• _Given problem_
From the listing below, pull out every line where the string "train" appears.

Records

▬▬▬

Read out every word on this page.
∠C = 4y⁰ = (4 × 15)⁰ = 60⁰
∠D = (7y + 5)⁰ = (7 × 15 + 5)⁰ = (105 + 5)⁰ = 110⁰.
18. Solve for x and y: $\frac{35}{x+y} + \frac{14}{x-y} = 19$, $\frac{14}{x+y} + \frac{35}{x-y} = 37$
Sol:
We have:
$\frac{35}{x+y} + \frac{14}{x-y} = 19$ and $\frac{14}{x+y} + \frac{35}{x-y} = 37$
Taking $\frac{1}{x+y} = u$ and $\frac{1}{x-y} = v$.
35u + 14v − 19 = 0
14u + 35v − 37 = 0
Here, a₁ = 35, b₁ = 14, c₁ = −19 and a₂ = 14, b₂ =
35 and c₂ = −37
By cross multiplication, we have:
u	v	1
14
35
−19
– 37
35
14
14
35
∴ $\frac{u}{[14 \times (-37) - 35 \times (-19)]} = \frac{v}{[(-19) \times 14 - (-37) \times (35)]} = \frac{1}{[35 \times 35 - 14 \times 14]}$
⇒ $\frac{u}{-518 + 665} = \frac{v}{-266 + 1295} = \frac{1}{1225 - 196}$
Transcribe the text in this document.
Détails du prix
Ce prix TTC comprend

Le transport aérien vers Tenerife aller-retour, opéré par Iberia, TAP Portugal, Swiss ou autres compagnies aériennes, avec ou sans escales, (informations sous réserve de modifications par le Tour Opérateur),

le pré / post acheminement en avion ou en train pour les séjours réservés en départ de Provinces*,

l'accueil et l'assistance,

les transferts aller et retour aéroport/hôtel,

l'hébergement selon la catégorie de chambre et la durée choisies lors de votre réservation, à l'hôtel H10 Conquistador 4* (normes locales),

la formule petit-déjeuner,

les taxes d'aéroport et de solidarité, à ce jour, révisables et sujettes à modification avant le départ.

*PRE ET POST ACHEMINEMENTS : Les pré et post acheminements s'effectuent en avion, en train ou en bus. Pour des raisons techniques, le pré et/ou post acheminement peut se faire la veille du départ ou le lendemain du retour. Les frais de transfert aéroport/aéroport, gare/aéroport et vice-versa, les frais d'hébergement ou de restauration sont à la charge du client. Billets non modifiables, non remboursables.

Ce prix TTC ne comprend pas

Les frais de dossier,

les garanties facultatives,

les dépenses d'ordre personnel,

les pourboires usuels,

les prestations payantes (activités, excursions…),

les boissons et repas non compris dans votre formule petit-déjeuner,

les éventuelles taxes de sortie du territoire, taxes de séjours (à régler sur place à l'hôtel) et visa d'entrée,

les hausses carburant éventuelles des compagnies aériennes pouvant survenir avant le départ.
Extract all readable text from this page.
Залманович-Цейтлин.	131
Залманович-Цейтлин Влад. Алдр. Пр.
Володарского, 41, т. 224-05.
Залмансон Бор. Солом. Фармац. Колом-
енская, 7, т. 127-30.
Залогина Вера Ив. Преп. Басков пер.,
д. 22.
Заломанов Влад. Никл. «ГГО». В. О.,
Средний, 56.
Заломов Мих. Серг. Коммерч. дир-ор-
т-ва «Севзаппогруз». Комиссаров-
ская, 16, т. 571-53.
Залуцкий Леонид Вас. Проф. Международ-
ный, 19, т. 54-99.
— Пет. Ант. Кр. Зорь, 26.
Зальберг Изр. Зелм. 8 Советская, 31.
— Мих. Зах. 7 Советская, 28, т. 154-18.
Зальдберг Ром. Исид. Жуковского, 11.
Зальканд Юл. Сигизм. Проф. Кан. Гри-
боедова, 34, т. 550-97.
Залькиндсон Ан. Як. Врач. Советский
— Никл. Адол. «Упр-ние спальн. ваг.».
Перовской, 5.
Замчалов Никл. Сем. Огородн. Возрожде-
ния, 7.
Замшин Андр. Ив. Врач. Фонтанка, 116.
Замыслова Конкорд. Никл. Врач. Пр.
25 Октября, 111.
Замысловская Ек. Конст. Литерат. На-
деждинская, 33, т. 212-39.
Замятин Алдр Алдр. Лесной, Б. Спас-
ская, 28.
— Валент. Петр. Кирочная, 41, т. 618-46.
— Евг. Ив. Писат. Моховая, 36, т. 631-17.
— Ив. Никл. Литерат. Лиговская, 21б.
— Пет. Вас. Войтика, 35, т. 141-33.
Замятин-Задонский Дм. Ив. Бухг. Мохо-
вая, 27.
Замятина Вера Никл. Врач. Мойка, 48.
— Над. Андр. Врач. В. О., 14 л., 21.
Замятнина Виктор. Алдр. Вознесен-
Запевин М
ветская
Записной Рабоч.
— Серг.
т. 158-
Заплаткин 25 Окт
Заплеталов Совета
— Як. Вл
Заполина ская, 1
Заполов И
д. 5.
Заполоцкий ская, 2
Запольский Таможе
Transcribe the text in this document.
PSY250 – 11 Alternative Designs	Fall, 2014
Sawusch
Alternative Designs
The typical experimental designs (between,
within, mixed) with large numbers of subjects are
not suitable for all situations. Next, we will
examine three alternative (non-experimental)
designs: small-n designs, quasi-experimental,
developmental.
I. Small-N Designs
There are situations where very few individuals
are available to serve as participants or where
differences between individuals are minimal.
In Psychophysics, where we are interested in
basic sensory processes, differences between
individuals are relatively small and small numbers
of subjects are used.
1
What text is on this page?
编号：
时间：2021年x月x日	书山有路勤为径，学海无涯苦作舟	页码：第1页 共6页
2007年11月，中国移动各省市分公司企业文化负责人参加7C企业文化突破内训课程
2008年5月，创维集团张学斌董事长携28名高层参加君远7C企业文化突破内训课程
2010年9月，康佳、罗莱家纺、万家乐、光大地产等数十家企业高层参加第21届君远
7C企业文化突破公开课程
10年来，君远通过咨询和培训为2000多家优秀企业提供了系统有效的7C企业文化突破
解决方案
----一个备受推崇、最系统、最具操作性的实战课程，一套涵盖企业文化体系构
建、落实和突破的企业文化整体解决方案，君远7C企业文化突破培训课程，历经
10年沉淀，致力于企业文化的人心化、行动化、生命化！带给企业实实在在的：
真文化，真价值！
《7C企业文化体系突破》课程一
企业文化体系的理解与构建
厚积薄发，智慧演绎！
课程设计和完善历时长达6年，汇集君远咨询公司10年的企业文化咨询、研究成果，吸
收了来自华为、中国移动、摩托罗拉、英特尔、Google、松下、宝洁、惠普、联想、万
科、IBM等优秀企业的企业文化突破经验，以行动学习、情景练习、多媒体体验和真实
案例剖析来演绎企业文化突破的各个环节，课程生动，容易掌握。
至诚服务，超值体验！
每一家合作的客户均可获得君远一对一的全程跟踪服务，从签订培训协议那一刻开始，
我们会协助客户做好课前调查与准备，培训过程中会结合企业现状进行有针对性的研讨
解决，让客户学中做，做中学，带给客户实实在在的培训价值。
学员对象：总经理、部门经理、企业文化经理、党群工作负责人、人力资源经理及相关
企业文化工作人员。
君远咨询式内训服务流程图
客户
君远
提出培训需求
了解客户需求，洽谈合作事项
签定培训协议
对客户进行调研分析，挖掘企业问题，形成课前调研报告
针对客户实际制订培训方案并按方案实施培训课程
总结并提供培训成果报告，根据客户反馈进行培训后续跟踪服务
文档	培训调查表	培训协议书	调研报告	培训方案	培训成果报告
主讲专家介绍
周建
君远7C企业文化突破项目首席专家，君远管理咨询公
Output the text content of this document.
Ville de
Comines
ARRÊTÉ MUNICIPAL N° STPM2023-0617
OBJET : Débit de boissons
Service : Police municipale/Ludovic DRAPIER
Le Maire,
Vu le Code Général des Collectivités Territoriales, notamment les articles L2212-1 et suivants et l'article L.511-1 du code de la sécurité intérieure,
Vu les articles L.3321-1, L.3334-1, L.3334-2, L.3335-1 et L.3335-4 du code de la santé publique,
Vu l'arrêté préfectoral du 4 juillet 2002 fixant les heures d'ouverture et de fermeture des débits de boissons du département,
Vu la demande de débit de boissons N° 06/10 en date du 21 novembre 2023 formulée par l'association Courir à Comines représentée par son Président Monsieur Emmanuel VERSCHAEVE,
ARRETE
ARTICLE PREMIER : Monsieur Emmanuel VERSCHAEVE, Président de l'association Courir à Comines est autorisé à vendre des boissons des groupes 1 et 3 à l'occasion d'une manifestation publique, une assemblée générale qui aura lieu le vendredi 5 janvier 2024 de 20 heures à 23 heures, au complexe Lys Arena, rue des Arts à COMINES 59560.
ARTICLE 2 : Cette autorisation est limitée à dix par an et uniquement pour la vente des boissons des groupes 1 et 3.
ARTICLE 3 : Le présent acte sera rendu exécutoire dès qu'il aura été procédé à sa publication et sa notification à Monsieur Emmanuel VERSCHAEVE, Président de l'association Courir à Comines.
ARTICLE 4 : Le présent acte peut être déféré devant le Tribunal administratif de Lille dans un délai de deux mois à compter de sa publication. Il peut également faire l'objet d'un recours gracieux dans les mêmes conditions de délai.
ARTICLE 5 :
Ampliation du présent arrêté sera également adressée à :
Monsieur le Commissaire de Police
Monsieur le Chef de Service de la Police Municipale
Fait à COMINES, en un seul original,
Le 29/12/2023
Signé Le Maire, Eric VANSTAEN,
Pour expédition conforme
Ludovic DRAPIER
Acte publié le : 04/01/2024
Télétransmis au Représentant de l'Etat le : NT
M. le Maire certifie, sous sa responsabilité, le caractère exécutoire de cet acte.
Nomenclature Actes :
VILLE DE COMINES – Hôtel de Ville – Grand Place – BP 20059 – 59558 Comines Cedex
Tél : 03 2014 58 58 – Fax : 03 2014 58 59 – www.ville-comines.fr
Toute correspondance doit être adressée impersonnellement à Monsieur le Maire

▬▬▬

• _Solution for this exercise_
le pré / post acheminement en avion ou en train pour les séjours réservés en départ de Provinces*,
*PRE ET POST ACHEMINEMENTS : Les pré et post acheminements s'effectuent en avion, en train ou en bus. Pour des raisons techniques, le pré et/ou post acheminement peut se faire la veille du départ ou le lendemain du retour. Les frais de transfert aéroport/aéroport, gare/aéroport et vice-versa, les frais d'hébergement ou de restauration sont à la charge du client. Billets non modifiables, non remboursables.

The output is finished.